→ Exercise prompt
Skip every picture and transcribe the remaining material exactly.
* START Data shown *
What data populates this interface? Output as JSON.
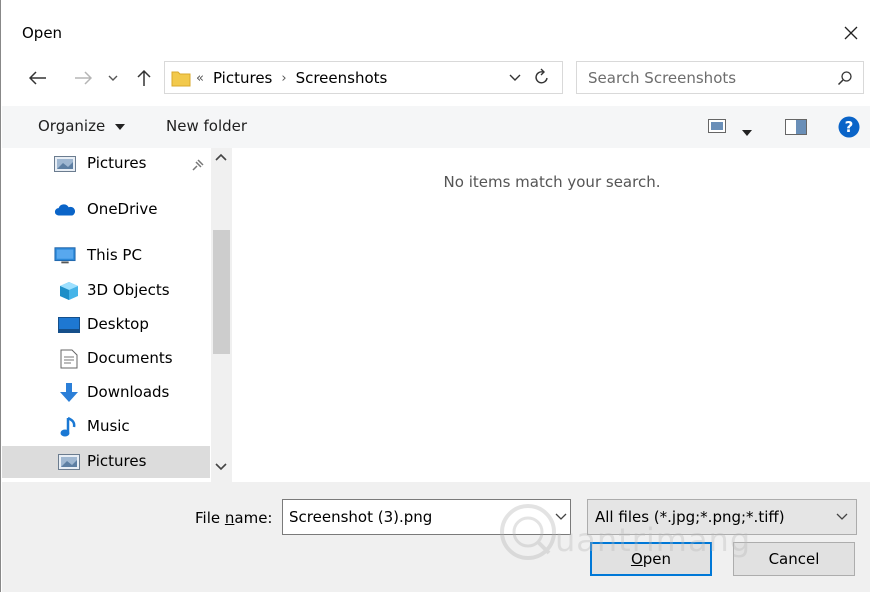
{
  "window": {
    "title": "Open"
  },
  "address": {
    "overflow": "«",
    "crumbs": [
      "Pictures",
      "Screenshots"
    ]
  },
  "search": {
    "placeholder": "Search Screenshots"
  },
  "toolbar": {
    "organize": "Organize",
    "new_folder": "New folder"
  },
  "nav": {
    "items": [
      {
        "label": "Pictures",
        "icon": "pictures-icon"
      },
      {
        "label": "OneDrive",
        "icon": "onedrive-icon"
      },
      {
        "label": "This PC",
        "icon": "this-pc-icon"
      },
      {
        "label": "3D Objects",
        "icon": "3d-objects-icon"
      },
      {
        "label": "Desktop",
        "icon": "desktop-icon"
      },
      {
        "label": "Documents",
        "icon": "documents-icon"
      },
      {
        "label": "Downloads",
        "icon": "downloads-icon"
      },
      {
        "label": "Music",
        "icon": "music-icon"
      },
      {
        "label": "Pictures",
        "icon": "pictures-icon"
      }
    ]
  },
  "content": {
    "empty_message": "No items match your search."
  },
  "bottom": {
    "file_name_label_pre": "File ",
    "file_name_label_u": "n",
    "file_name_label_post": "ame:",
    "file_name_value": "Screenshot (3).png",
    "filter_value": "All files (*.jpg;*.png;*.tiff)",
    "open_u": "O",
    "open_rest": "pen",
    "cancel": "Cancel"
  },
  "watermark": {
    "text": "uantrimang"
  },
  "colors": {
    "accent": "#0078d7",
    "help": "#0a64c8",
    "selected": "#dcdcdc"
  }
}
* END Data shown *
→ Reply
What data populates this interface? Output as JSON.
{
  "window": {
    "title": "Open"
  },
  "address": {
    "overflow": "«",
    "crumbs": [
      "Pictures",
      "Screenshots"
    ]
  },
  "search": {
    "placeholder": "Search Screenshots"
  },
  "toolbar": {
    "organize": "Organize",
    "new_folder": "New folder"
  },
  "nav": {
    "items": [
      {
        "label": "Pictures",
        "icon": "pictures-icon"
      },
      {
        "label": "OneDrive",
        "icon": "onedrive-icon"
      },
      {
        "label": "This PC",
        "icon": "this-pc-icon"
      },
      {
        "label": "3D Objects",
        "icon": "3d-objects-icon"
      },
      {
        "label": "Desktop",
        "icon": "desktop-icon"
      },
      {
        "label": "Documents",
        "icon": "documents-icon"
      },
      {
        "label": "Downloads",
        "icon": "downloads-icon"
      },
      {
        "label": "Music",
        "icon": "music-icon"
      },
      {
        "label": "Pictures",
        "icon": "pictures-icon"
      }
    ]
  },
  "content": {
    "empty_message": "No items match your search."
  },
  "bottom": {
    "file_name_label_pre": "File ",
    "file_name_label_u": "n",
    "file_name_label_post": "ame:",
    "file_name_value": "Screenshot (3).png",
    "filter_value": "All files (*.jpg;*.png;*.tiff)",
    "open_u": "O",
    "open_rest": "pen",
    "cancel": "Cancel"
  },
  "watermark": {
    "text": "uantrimang"
  },
  "colors": {
    "accent": "#0078d7",
    "help": "#0a64c8",
    "selected": "#dcdcdc"
  }
}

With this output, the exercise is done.